§ **TASK DIRECTIONS**
Collect all lines below with the string "Takipçilere".

§ **Records excerpted from a collection**
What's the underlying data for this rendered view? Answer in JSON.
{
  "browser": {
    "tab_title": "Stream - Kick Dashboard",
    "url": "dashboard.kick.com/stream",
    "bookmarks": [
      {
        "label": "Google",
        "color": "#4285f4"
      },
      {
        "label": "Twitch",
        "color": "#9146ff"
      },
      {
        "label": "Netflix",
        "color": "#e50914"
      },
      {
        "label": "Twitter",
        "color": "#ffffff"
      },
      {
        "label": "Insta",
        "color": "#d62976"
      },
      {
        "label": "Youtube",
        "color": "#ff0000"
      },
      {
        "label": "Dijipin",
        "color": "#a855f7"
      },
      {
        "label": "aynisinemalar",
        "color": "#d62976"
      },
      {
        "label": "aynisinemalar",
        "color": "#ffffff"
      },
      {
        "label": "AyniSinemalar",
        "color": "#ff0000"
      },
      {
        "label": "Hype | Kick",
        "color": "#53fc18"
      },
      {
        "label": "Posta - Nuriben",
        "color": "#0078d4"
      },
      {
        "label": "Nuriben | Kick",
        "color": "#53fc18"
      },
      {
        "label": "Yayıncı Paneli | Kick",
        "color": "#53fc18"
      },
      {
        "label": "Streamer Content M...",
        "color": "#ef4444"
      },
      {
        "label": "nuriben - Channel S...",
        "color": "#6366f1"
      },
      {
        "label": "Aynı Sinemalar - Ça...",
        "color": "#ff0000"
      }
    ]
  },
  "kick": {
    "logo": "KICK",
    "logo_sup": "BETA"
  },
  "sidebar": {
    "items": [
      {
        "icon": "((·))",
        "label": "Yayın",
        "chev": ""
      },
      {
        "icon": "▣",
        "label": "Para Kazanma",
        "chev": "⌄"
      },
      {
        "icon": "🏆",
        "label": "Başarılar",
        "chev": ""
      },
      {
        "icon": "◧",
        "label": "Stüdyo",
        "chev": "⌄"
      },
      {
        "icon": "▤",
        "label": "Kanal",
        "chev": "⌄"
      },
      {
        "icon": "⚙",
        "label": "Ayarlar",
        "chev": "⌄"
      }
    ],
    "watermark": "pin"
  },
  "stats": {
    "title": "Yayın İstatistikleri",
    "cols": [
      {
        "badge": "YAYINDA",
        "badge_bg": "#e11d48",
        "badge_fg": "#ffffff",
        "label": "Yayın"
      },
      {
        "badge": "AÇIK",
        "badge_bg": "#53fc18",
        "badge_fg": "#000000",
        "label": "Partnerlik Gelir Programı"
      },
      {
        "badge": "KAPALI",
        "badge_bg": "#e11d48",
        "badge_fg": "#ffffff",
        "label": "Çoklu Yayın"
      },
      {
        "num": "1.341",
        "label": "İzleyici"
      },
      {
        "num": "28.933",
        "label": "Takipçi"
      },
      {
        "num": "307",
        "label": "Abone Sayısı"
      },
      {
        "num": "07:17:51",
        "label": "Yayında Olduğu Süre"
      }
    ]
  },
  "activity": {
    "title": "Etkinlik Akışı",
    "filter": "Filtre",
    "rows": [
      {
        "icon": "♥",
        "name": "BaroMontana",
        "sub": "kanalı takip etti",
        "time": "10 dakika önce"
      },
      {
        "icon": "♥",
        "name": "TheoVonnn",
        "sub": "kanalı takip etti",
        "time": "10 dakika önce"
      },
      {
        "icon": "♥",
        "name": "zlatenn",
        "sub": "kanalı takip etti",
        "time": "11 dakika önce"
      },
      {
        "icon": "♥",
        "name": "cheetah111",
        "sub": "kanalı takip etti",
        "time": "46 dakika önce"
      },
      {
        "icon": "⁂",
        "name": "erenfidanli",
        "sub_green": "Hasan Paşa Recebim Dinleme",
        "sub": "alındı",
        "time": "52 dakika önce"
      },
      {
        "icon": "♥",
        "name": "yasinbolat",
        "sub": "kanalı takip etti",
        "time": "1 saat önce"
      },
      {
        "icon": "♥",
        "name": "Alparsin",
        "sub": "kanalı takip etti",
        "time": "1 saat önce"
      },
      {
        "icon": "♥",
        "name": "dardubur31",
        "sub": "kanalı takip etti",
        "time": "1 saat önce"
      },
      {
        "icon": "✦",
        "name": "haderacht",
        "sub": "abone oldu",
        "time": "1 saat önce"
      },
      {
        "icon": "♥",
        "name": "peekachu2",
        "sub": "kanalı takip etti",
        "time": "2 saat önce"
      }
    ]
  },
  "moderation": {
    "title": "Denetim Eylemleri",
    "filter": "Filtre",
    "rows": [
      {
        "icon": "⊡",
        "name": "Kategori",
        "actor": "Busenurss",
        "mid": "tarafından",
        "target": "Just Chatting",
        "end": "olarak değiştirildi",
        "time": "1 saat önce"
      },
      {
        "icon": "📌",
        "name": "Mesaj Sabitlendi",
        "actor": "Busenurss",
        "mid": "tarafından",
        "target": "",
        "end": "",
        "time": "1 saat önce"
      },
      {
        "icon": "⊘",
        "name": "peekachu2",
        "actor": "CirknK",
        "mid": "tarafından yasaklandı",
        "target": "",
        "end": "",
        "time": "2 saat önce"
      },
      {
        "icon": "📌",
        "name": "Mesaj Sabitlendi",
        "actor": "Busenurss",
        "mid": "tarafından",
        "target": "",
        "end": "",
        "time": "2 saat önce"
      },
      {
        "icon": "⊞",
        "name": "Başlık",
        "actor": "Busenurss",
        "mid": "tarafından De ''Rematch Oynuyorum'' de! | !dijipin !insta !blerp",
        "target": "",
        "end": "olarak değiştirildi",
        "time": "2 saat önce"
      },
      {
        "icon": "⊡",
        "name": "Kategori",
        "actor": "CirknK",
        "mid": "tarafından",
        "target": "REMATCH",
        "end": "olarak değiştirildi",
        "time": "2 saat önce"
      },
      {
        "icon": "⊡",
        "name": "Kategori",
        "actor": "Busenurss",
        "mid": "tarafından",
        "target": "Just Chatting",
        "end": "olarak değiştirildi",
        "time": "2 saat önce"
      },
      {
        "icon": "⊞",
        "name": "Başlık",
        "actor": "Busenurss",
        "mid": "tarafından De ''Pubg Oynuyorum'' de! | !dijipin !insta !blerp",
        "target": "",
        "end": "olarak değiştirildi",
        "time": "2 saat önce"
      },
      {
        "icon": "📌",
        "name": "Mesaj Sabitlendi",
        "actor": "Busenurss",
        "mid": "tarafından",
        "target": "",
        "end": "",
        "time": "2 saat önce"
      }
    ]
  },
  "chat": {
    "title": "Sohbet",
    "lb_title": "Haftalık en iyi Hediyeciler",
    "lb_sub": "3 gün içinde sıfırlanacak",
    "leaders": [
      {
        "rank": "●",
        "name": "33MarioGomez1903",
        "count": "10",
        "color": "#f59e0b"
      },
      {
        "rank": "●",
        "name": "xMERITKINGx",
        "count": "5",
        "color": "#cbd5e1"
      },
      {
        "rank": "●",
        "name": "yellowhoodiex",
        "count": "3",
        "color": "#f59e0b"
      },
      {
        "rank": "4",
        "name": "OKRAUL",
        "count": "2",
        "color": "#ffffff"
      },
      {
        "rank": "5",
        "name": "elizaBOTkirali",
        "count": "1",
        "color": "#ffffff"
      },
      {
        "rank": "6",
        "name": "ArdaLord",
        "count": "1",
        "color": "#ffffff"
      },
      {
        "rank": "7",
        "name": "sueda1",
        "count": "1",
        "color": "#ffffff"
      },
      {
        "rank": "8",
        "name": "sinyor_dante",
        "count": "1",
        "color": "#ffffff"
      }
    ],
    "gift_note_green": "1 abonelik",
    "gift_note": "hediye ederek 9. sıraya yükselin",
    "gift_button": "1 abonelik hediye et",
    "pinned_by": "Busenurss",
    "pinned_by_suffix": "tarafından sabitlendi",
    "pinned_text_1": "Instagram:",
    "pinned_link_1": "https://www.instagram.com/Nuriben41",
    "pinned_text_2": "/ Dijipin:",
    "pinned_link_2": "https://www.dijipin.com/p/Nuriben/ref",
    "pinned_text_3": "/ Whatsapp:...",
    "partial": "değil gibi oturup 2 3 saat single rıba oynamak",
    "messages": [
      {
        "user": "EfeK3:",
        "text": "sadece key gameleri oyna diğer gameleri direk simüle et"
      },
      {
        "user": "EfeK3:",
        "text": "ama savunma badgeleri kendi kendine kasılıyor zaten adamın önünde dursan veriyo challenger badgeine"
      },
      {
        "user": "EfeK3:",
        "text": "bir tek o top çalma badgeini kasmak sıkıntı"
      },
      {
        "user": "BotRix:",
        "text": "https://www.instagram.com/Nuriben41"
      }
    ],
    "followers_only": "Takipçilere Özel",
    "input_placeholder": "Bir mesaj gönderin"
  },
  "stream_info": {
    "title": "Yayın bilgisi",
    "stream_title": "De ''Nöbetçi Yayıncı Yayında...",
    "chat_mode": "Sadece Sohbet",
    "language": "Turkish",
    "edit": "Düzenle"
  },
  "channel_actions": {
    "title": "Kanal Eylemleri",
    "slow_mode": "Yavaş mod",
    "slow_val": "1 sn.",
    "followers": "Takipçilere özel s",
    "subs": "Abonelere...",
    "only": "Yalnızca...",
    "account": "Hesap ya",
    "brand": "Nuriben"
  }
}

§ **TASK RESPONSE**
    "followers_only": "Takipçilere Özel",
    "followers": "Takipçilere özel s",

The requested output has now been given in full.